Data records
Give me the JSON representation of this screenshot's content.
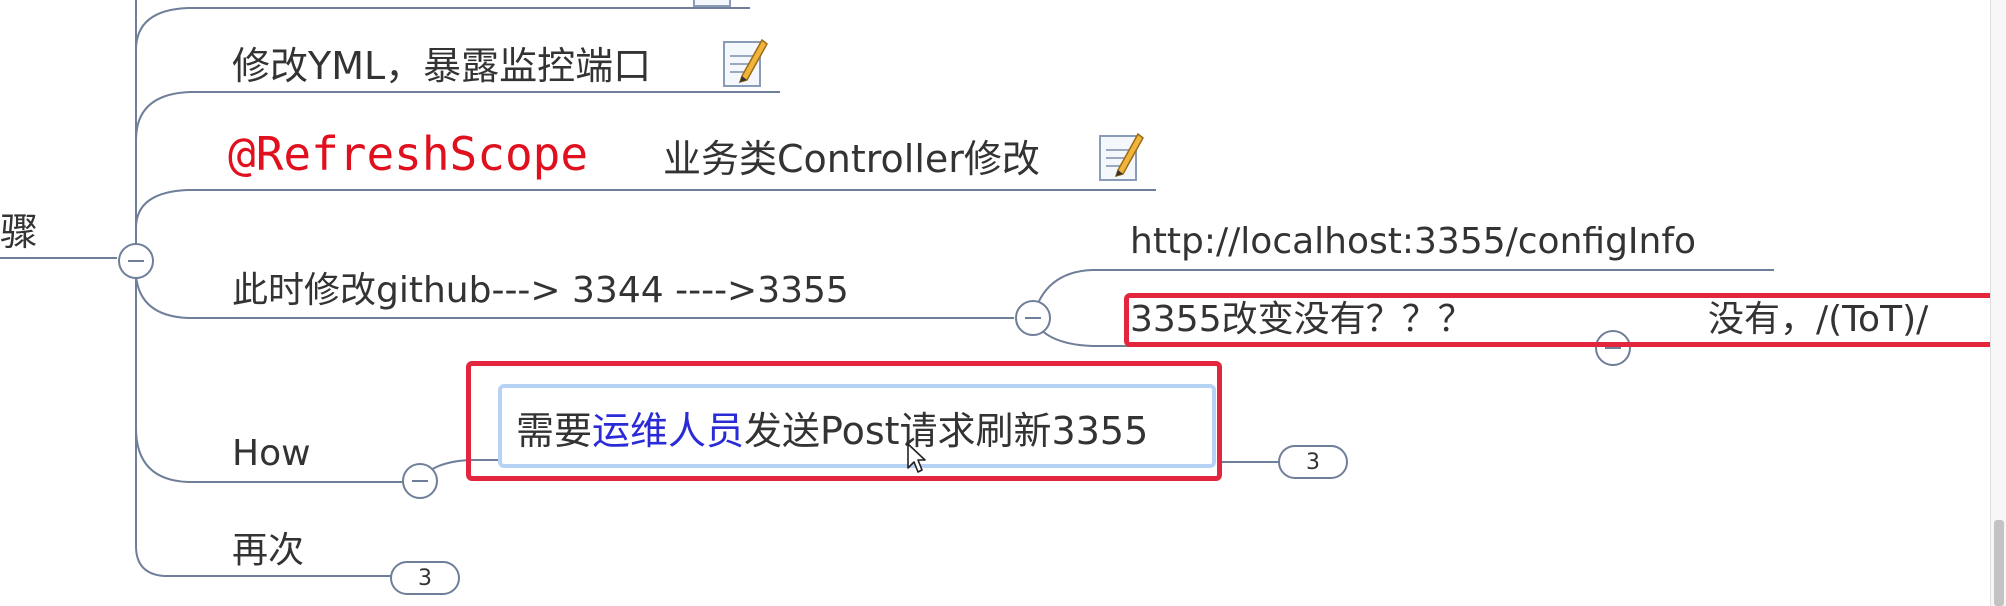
{
  "mindmap": {
    "parent_label": "骤",
    "branches": {
      "modify_yml": "修改YML，暴露监控端口",
      "refresh_scope_annotation": "@RefreshScope",
      "refresh_scope_rest": "业务类Controller修改",
      "modify_github": "此时修改github---> 3344 ---->3355",
      "how": "How",
      "again": "再次"
    },
    "children": {
      "config_url": "http://localhost:3355/configInfo",
      "changed_question": "3355改变没有？？？",
      "answer": "没有，/(ToT)/",
      "ops_prefix": "需要",
      "ops_highlight": "运维人员",
      "ops_suffix": "发送Post请求刷新3355"
    },
    "badges": {
      "how_count": "3",
      "again_count": "3"
    }
  },
  "colors": {
    "line": "#6f7e99",
    "annotation_red": "#e0101e",
    "link_blue": "#2a2ad6",
    "highlight_red": "#e3263e",
    "selection_blue": "#b6d3f6"
  }
}
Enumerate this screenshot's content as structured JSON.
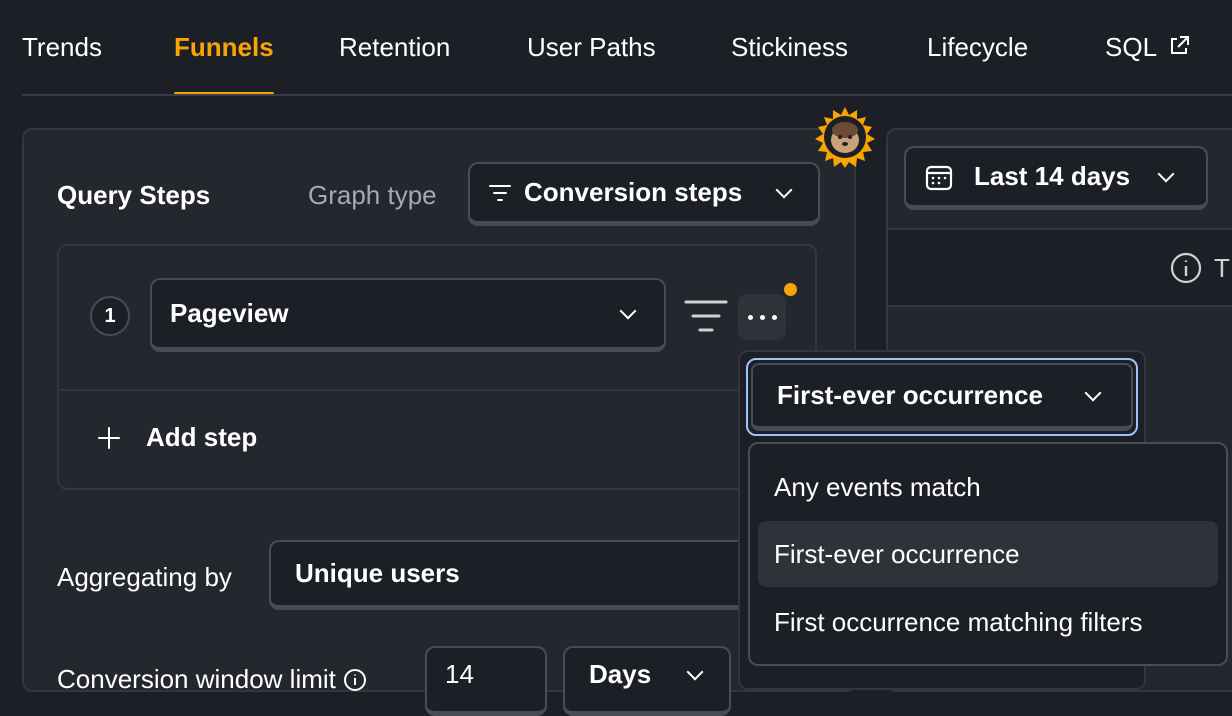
{
  "tabs": [
    "Trends",
    "Funnels",
    "Retention",
    "User Paths",
    "Stickiness",
    "Lifecycle",
    "SQL"
  ],
  "active_tab": "Funnels",
  "query": {
    "title": "Query Steps",
    "graph_type_label": "Graph type",
    "graph_type_value": "Conversion steps",
    "step_number": "1",
    "step_event": "Pageview",
    "add_step_label": "Add step",
    "aggregating_label": "Aggregating by",
    "aggregating_value": "Unique users",
    "conversion_label": "Conversion window limit",
    "conversion_value": "14",
    "conversion_unit": "Days"
  },
  "date_range": {
    "value": "Last 14 days"
  },
  "right_info_text": "T",
  "step_filter": {
    "selected": "First-ever occurrence",
    "options": [
      "Any events match",
      "First-ever occurrence",
      "First occurrence matching filters"
    ]
  },
  "colors": {
    "accent": "#f7a501",
    "background": "#1d1f27",
    "panel": "#25272f",
    "focus": "#9dc3ff"
  },
  "icons": [
    "filter-icon",
    "chevron-down-icon",
    "calendar-icon",
    "info-icon",
    "plus-icon",
    "more-icon",
    "external-link-icon",
    "hedgehog-avatar"
  ]
}
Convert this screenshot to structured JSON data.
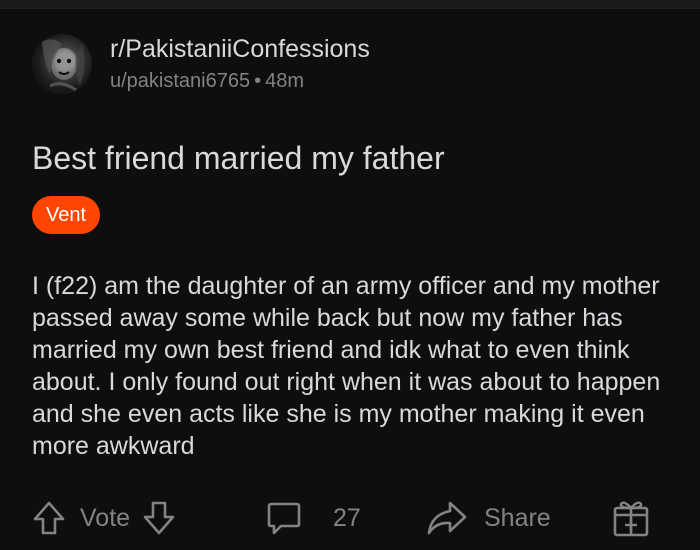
{
  "post": {
    "subreddit": "r/PakistaniiConfessions",
    "author": "u/pakistani6765",
    "separator": "•",
    "age": "48m",
    "title": "Best friend married my father",
    "flair": "Vent",
    "body": "I (f22) am the daughter of an army officer and my mother passed away some while back but now my father has married my own best friend and idk what to even think about. I only found out right when it was about to happen and she even acts like she is my mother making it even more awkward"
  },
  "actions": {
    "vote_label": "Vote",
    "comment_count": "27",
    "share_label": "Share"
  },
  "icons": {
    "upvote": "upvote-arrow-icon",
    "downvote": "downvote-arrow-icon",
    "comment": "comment-bubble-icon",
    "share": "share-arrow-icon",
    "award": "gift-award-icon"
  },
  "colors": {
    "background": "#0e0e0f",
    "text_primary": "#d7dadc",
    "text_secondary": "#818384",
    "flair_bg": "#ff4500"
  }
}
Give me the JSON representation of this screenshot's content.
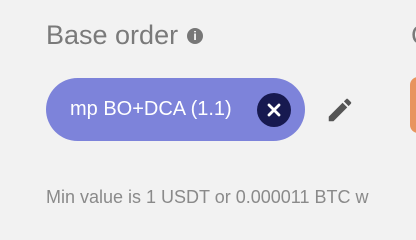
{
  "base_order": {
    "title": "Base order",
    "info_icon": "info-icon",
    "info_glyph": "i",
    "selected_chip": {
      "label": "mp BO+DCA (1.1)",
      "remove_icon": "close-icon",
      "color": "#7d83da",
      "remove_color": "#171950"
    },
    "edit_icon": "pencil-icon",
    "hint": "Min value is 1 USDT or 0.000011 BTC w"
  },
  "next_section": {
    "title_fragment": "C",
    "accent_color": "#e8945e"
  }
}
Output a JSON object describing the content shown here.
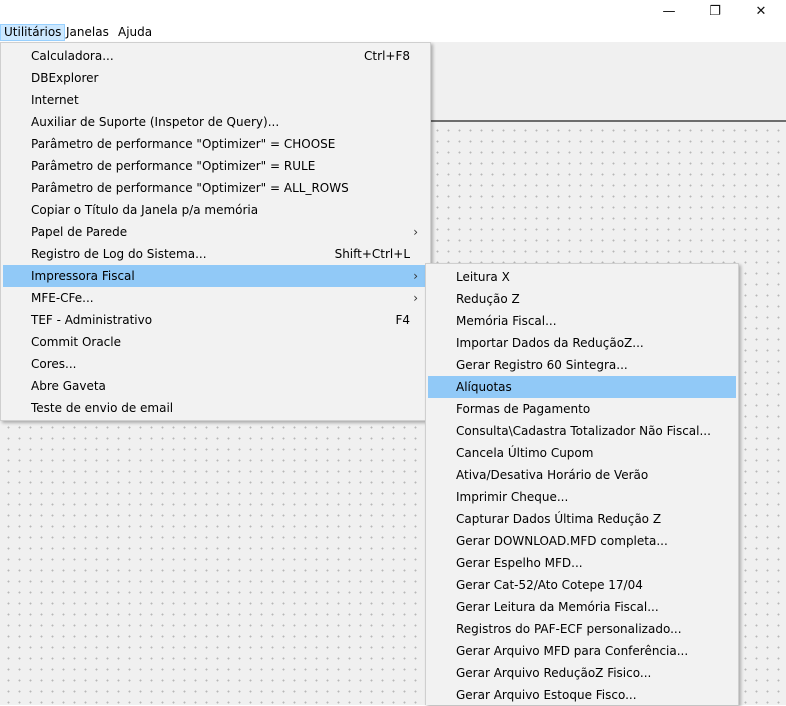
{
  "window": {
    "minimize_glyph": "—",
    "restore_glyph": "❐",
    "close_glyph": "✕"
  },
  "menubar": {
    "items": [
      {
        "label": "Utilitários"
      },
      {
        "label": "Janelas"
      },
      {
        "label": "Ajuda"
      }
    ]
  },
  "utilitarios_menu": {
    "items": [
      {
        "label": "Calculadora...",
        "shortcut": "Ctrl+F8",
        "arrow": ""
      },
      {
        "label": "DBExplorer",
        "shortcut": "",
        "arrow": ""
      },
      {
        "label": "Internet",
        "shortcut": "",
        "arrow": ""
      },
      {
        "label": "Auxiliar de Suporte (Inspetor de Query)...",
        "shortcut": "",
        "arrow": ""
      },
      {
        "label": "Parâmetro de performance \"Optimizer\" = CHOOSE",
        "shortcut": "",
        "arrow": ""
      },
      {
        "label": "Parâmetro de performance \"Optimizer\" = RULE",
        "shortcut": "",
        "arrow": ""
      },
      {
        "label": "Parâmetro de performance \"Optimizer\" = ALL_ROWS",
        "shortcut": "",
        "arrow": ""
      },
      {
        "label": "Copiar o Título da Janela p/a memória",
        "shortcut": "",
        "arrow": ""
      },
      {
        "label": "Papel de Parede",
        "shortcut": "",
        "arrow": "›"
      },
      {
        "label": "Registro de Log do Sistema...",
        "shortcut": "Shift+Ctrl+L",
        "arrow": ""
      },
      {
        "label": "Impressora Fiscal",
        "shortcut": "",
        "arrow": "›",
        "highlighted": true
      },
      {
        "label": "MFE-CFe...",
        "shortcut": "",
        "arrow": "›"
      },
      {
        "label": "TEF - Administrativo",
        "shortcut": "F4",
        "arrow": ""
      },
      {
        "label": "Commit Oracle",
        "shortcut": "",
        "arrow": ""
      },
      {
        "label": "Cores...",
        "shortcut": "",
        "arrow": ""
      },
      {
        "label": "Abre Gaveta",
        "shortcut": "",
        "arrow": ""
      },
      {
        "label": "Teste de envio de email",
        "shortcut": "",
        "arrow": ""
      }
    ]
  },
  "impressora_fiscal_menu": {
    "items": [
      {
        "label": "Leitura X"
      },
      {
        "label": "Redução Z"
      },
      {
        "label": "Memória Fiscal..."
      },
      {
        "label": "Importar Dados da ReduçãoZ..."
      },
      {
        "label": "Gerar Registro 60 Sintegra..."
      },
      {
        "label": "Alíquotas",
        "highlighted": true
      },
      {
        "label": "Formas de Pagamento"
      },
      {
        "label": "Consulta\\Cadastra Totalizador Não Fiscal..."
      },
      {
        "label": "Cancela Último Cupom"
      },
      {
        "label": "Ativa/Desativa Horário de Verão"
      },
      {
        "label": "Imprimir Cheque..."
      },
      {
        "label": "Capturar Dados Última Redução Z"
      },
      {
        "label": "Gerar DOWNLOAD.MFD completa..."
      },
      {
        "label": "Gerar Espelho MFD..."
      },
      {
        "label": "Gerar Cat-52/Ato Cotepe 17/04"
      },
      {
        "label": "Gerar Leitura da Memória Fiscal..."
      },
      {
        "label": "Registros do PAF-ECF personalizado..."
      },
      {
        "label": "Gerar Arquivo MFD para Conferência..."
      },
      {
        "label": "Gerar Arquivo ReduçãoZ Fisico..."
      },
      {
        "label": "Gerar Arquivo Estoque Fisco..."
      }
    ]
  },
  "colors": {
    "highlight": "#91c9f7",
    "menubar_active": "#cce8ff",
    "menu_background": "#f2f2f2"
  }
}
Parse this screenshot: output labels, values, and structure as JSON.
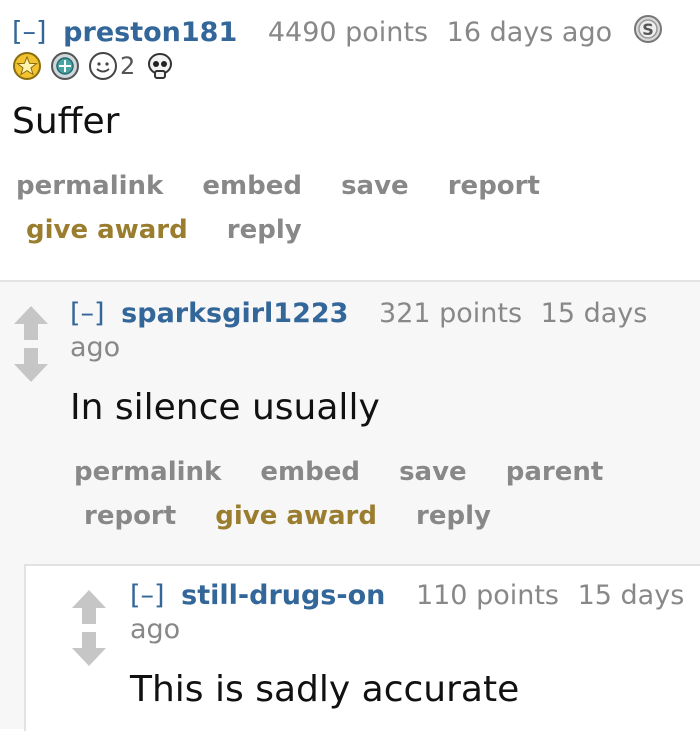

--- WHAT IS ASKED ---
Read the entries and show each line that mentions "Optimizer".

--- TASK ANSWER ---
        "label": "Parâmetro de performance \"Optimizer\" = CHOOSE",
        "label": "Parâmetro de performance \"Optimizer\" = RULE",
        "label": "Parâmetro de performance \"Optimizer\" = ALL_ROWS",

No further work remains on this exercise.